**YOUR INSTRUCTIONS:** Return each entry exactly, with none missing.
Begin DATA FOR PROCESSING
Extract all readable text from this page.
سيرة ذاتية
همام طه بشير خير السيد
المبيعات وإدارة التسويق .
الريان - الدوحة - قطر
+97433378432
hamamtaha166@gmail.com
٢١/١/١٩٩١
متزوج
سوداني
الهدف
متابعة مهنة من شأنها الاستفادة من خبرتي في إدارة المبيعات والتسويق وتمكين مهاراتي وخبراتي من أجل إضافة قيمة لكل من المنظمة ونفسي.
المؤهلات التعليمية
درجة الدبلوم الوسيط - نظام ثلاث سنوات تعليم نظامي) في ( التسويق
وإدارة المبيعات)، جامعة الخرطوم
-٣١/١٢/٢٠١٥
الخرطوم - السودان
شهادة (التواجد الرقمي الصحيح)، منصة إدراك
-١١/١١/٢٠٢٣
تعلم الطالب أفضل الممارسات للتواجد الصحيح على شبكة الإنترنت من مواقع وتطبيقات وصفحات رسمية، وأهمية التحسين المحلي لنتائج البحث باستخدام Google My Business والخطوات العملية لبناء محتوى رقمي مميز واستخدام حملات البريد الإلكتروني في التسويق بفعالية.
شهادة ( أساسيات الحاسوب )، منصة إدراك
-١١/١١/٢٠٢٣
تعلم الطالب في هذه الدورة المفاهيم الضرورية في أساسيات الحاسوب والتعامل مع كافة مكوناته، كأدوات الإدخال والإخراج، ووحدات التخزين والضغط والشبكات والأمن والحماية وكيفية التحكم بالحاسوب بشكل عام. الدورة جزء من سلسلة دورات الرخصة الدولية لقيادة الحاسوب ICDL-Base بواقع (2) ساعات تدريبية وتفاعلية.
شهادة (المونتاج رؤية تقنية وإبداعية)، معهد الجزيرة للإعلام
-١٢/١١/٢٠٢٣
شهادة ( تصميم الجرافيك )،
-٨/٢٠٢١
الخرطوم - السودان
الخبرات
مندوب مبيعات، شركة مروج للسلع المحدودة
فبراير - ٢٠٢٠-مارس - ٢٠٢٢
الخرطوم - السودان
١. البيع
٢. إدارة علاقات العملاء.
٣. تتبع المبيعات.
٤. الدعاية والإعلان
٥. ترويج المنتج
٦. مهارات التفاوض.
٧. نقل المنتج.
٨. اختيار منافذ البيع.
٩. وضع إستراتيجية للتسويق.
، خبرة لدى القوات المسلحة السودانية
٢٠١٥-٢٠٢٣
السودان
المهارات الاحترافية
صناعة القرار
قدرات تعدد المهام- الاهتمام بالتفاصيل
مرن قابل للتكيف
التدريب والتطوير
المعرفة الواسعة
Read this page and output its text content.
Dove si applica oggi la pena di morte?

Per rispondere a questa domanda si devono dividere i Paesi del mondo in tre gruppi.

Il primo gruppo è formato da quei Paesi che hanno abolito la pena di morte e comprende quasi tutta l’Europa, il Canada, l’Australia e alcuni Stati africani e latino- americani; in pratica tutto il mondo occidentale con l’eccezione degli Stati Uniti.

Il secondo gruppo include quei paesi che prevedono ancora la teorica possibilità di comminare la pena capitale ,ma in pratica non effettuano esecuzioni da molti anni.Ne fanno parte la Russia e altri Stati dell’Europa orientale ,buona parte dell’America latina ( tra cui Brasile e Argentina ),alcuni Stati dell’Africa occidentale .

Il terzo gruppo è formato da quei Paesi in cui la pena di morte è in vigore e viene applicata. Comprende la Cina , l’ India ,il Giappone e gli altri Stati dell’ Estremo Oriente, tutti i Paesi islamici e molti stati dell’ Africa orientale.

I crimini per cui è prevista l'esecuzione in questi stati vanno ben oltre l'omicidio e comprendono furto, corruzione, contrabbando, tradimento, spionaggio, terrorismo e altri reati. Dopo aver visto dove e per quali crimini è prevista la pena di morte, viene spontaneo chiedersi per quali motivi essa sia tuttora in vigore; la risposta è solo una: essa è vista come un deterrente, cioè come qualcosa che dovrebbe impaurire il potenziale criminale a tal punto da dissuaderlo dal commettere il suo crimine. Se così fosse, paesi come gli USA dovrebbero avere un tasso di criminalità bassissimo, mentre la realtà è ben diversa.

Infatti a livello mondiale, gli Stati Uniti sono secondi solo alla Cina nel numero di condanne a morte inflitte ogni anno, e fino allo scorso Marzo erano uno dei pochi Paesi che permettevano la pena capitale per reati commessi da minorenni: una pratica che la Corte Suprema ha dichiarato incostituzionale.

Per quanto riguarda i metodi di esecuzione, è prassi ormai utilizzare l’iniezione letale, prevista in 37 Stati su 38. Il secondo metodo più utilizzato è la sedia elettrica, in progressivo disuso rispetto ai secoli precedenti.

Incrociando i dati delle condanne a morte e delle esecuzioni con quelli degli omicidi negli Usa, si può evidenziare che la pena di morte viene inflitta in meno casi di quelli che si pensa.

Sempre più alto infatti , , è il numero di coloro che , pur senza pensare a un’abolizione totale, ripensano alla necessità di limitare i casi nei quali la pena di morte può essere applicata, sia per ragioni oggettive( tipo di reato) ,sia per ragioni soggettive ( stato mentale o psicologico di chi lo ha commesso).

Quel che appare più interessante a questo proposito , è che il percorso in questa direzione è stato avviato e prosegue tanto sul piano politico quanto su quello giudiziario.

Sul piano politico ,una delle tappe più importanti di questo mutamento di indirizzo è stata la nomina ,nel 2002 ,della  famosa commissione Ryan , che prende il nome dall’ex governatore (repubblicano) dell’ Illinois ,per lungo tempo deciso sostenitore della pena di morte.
End DATA FOR PROCESSING
**EXERCISE RESPONSE:**
Extract all readable text from this page.
سيرة ذاتية
همام طه بشير خير السيد
المبيعات وإدارة التسويق .
الريان - الدوحة - قطر
+97433378432
hamamtaha166@gmail.com
٢١/١/١٩٩١
متزوج
سوداني
الهدف
متابعة مهنة من شأنها الاستفادة من خبرتي في إدارة المبيعات والتسويق وتمكين مهاراتي وخبراتي من أجل إضافة قيمة لكل من المنظمة ونفسي.
المؤهلات التعليمية
درجة الدبلوم الوسيط - نظام ثلاث سنوات تعليم نظامي) في ( التسويق
وإدارة المبيعات)، جامعة الخرطوم
-٣١/١٢/٢٠١٥
الخرطوم - السودان
شهادة (التواجد الرقمي الصحيح)، منصة إدراك
-١١/١١/٢٠٢٣
تعلم الطالب أفضل الممارسات للتواجد الصحيح على شبكة الإنترنت من مواقع وتطبيقات وصفحات رسمية، وأهمية التحسين المحلي لنتائج البحث باستخدام Google My Business والخطوات العملية لبناء محتوى رقمي مميز واستخدام حملات البريد الإلكتروني في التسويق بفعالية.
شهادة ( أساسيات الحاسوب )، منصة إدراك
-١١/١١/٢٠٢٣
تعلم الطالب في هذه الدورة المفاهيم الضرورية في أساسيات الحاسوب والتعامل مع كافة مكوناته، كأدوات الإدخال والإخراج، ووحدات التخزين والضغط والشبكات والأمن والحماية وكيفية التحكم بالحاسوب بشكل عام. الدورة جزء من سلسلة دورات الرخصة الدولية لقيادة الحاسوب ICDL-Base بواقع (2) ساعات تدريبية وتفاعلية.
شهادة (المونتاج رؤية تقنية وإبداعية)، معهد الجزيرة للإعلام
-١٢/١١/٢٠٢٣
شهادة ( تصميم الجرافيك )،
-٨/٢٠٢١
الخرطوم - السودان
الخبرات
مندوب مبيعات، شركة مروج للسلع المحدودة
فبراير - ٢٠٢٠-مارس - ٢٠٢٢
الخرطوم - السودان
١. البيع
٢. إدارة علاقات العملاء.
٣. تتبع المبيعات.
٤. الدعاية والإعلان
٥. ترويج المنتج
٦. مهارات التفاوض.
٧. نقل المنتج.
٨. اختيار منافذ البيع.
٩. وضع إستراتيجية للتسويق.
، خبرة لدى القوات المسلحة السودانية
٢٠١٥-٢٠٢٣
السودان
المهارات الاحترافية
صناعة القرار
قدرات تعدد المهام- الاهتمام بالتفاصيل
مرن قابل للتكيف
التدريب والتطوير
المعرفة الواسعة
Read this page and output its text content.
Dove si applica oggi la pena di morte?

Per rispondere a questa domanda si devono dividere i Paesi del mondo in tre gruppi.

Il primo gruppo è formato da quei Paesi che hanno abolito la pena di morte e comprende quasi tutta l’Europa, il Canada, l’Australia e alcuni Stati africani e latino- americani; in pratica tutto il mondo occidentale con l’eccezione degli Stati Uniti.

Il secondo gruppo include quei paesi che prevedono ancora la teorica possibilità di comminare la pena capitale ,ma in pratica non effettuano esecuzioni da molti anni.Ne fanno parte la Russia e altri Stati dell’Europa orientale ,buona parte dell’America latina ( tra cui Brasile e Argentina ),alcuni Stati dell’Africa occidentale .

Il terzo gruppo è formato da quei Paesi in cui la pena di morte è in vigore e viene applicata. Comprende la Cina , l’ India ,il Giappone e gli altri Stati dell’ Estremo Oriente, tutti i Paesi islamici e molti stati dell’ Africa orientale.

I crimini per cui è prevista l'esecuzione in questi stati vanno ben oltre l'omicidio e comprendono furto, corruzione, contrabbando, tradimento, spionaggio, terrorismo e altri reati. Dopo aver visto dove e per quali crimini è prevista la pena di morte, viene spontaneo chiedersi per quali motivi essa sia tuttora in vigore; la risposta è solo una: essa è vista come un deterrente, cioè come qualcosa che dovrebbe impaurire il potenziale criminale a tal punto da dissuaderlo dal commettere il suo crimine. Se così fosse, paesi come gli USA dovrebbero avere un tasso di criminalità bassissimo, mentre la realtà è ben diversa.

Infatti a livello mondiale, gli Stati Uniti sono secondi solo alla Cina nel numero di condanne a morte inflitte ogni anno, e fino allo scorso Marzo erano uno dei pochi Paesi che permettevano la pena capitale per reati commessi da minorenni: una pratica che la Corte Suprema ha dichiarato incostituzionale.

Per quanto riguarda i metodi di esecuzione, è prassi ormai utilizzare l’iniezione letale, prevista in 37 Stati su 38. Il secondo metodo più utilizzato è la sedia elettrica, in progressivo disuso rispetto ai secoli precedenti.

Incrociando i dati delle condanne a morte e delle esecuzioni con quelli degli omicidi negli Usa, si può evidenziare che la pena di morte viene inflitta in meno casi di quelli che si pensa.

Sempre più alto infatti , , è il numero di coloro che , pur senza pensare a un’abolizione totale, ripensano alla necessità di limitare i casi nei quali la pena di morte può essere applicata, sia per ragioni oggettive( tipo di reato) ,sia per ragioni soggettive ( stato mentale o psicologico di chi lo ha commesso).

Quel che appare più interessante a questo proposito , è che il percorso in questa direzione è stato avviato e prosegue tanto sul piano politico quanto su quello giudiziario.

Sul piano politico ,una delle tappe più importanti di questo mutamento di indirizzo è stata la nomina ,nel 2002 ,della  famosa commissione Ryan , che prende il nome dall’ex governatore (repubblicano) dell’ Illinois ,per lungo tempo deciso sostenitore della pena di morte.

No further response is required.